## Problem to solve
Exclude the pictures and retype the entries as written.

## Supplied data
## BEGIN

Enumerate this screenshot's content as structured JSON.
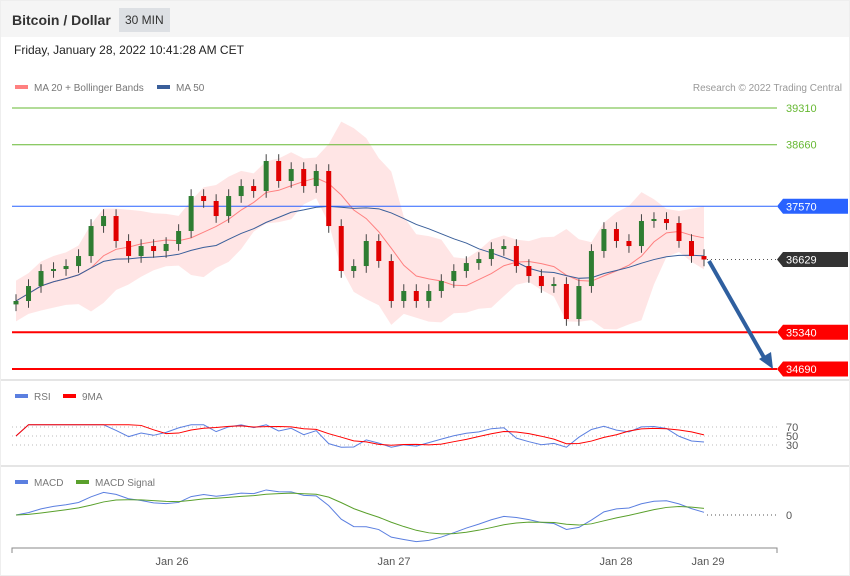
{
  "header": {
    "title": "Bitcoin / Dollar",
    "timeframe": "30 MIN",
    "datetime": "Friday, January 28, 2022 10:41:28 AM CET"
  },
  "legend": {
    "ma20": "MA 20 + Bollinger Bands",
    "ma50": "MA 50",
    "credit": "Research © 2022 Trading Central",
    "rsi": "RSI",
    "rsi_ma": "9MA",
    "macd": "MACD",
    "macd_signal": "MACD Signal"
  },
  "colors": {
    "ma20": "#ff8080",
    "ma50": "#3a5f9a",
    "resistance_green": "#66b832",
    "pivot": "#2962ff",
    "support": "#ff0000",
    "last": "#333333",
    "up": "#2e7d32",
    "down": "#e00000",
    "rsi": "#5b7fe0",
    "macd": "#5b7fe0",
    "signal": "#5aa02c"
  },
  "chart_data": {
    "type": "candlestick",
    "levels": [
      {
        "value": 39310,
        "label": "39310",
        "kind": "resistance"
      },
      {
        "value": 38660,
        "label": "38660",
        "kind": "resistance"
      },
      {
        "value": 37570,
        "label": "37570",
        "kind": "pivot"
      },
      {
        "value": 36629,
        "label": "36629",
        "kind": "last"
      },
      {
        "value": 35340,
        "label": "35340",
        "kind": "support"
      },
      {
        "value": 34690,
        "label": "34690",
        "kind": "support"
      }
    ],
    "closes": [
      35894,
      36159,
      36425,
      36460,
      36513,
      36690,
      37221,
      37398,
      36956,
      36690,
      36867,
      36779,
      36903,
      37133,
      37752,
      37664,
      37398,
      37752,
      37929,
      37841,
      38372,
      38018,
      38230,
      37929,
      38195,
      37221,
      36425,
      36513,
      36956,
      36602,
      35894,
      36071,
      35894,
      36071,
      36248,
      36425,
      36566,
      36637,
      36814,
      36867,
      36513,
      36336,
      36159,
      36195,
      35575,
      36159,
      36779,
      37168,
      36956,
      36867,
      37310,
      37345,
      37274,
      36956,
      36690,
      36629
    ],
    "x_ticks": [
      "Jan 26",
      "Jan 27",
      "Jan 28",
      "Jan 29"
    ],
    "rsi_ticks": [
      "70",
      "50",
      "30"
    ],
    "macd_ticks": [
      "0"
    ],
    "forecast": {
      "direction": "down",
      "target": 34690
    }
  }
}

## END

## Reply to the task
Enumerate this screenshot's content as structured JSON.
{
  "header": {
    "title": "Bitcoin / Dollar",
    "timeframe": "30 MIN",
    "datetime": "Friday, January 28, 2022 10:41:28 AM CET"
  },
  "legend": {
    "ma20": "MA 20 + Bollinger Bands",
    "ma50": "MA 50",
    "credit": "Research © 2022 Trading Central",
    "rsi": "RSI",
    "rsi_ma": "9MA",
    "macd": "MACD",
    "macd_signal": "MACD Signal"
  },
  "colors": {
    "ma20": "#ff8080",
    "ma50": "#3a5f9a",
    "resistance_green": "#66b832",
    "pivot": "#2962ff",
    "support": "#ff0000",
    "last": "#333333",
    "up": "#2e7d32",
    "down": "#e00000",
    "rsi": "#5b7fe0",
    "macd": "#5b7fe0",
    "signal": "#5aa02c"
  },
  "chart_data": {
    "type": "candlestick",
    "levels": [
      {
        "value": 39310,
        "label": "39310",
        "kind": "resistance"
      },
      {
        "value": 38660,
        "label": "38660",
        "kind": "resistance"
      },
      {
        "value": 37570,
        "label": "37570",
        "kind": "pivot"
      },
      {
        "value": 36629,
        "label": "36629",
        "kind": "last"
      },
      {
        "value": 35340,
        "label": "35340",
        "kind": "support"
      },
      {
        "value": 34690,
        "label": "34690",
        "kind": "support"
      }
    ],
    "closes": [
      35894,
      36159,
      36425,
      36460,
      36513,
      36690,
      37221,
      37398,
      36956,
      36690,
      36867,
      36779,
      36903,
      37133,
      37752,
      37664,
      37398,
      37752,
      37929,
      37841,
      38372,
      38018,
      38230,
      37929,
      38195,
      37221,
      36425,
      36513,
      36956,
      36602,
      35894,
      36071,
      35894,
      36071,
      36248,
      36425,
      36566,
      36637,
      36814,
      36867,
      36513,
      36336,
      36159,
      36195,
      35575,
      36159,
      36779,
      37168,
      36956,
      36867,
      37310,
      37345,
      37274,
      36956,
      36690,
      36629
    ],
    "x_ticks": [
      "Jan 26",
      "Jan 27",
      "Jan 28",
      "Jan 29"
    ],
    "rsi_ticks": [
      "70",
      "50",
      "30"
    ],
    "macd_ticks": [
      "0"
    ],
    "forecast": {
      "direction": "down",
      "target": 34690
    }
  }
}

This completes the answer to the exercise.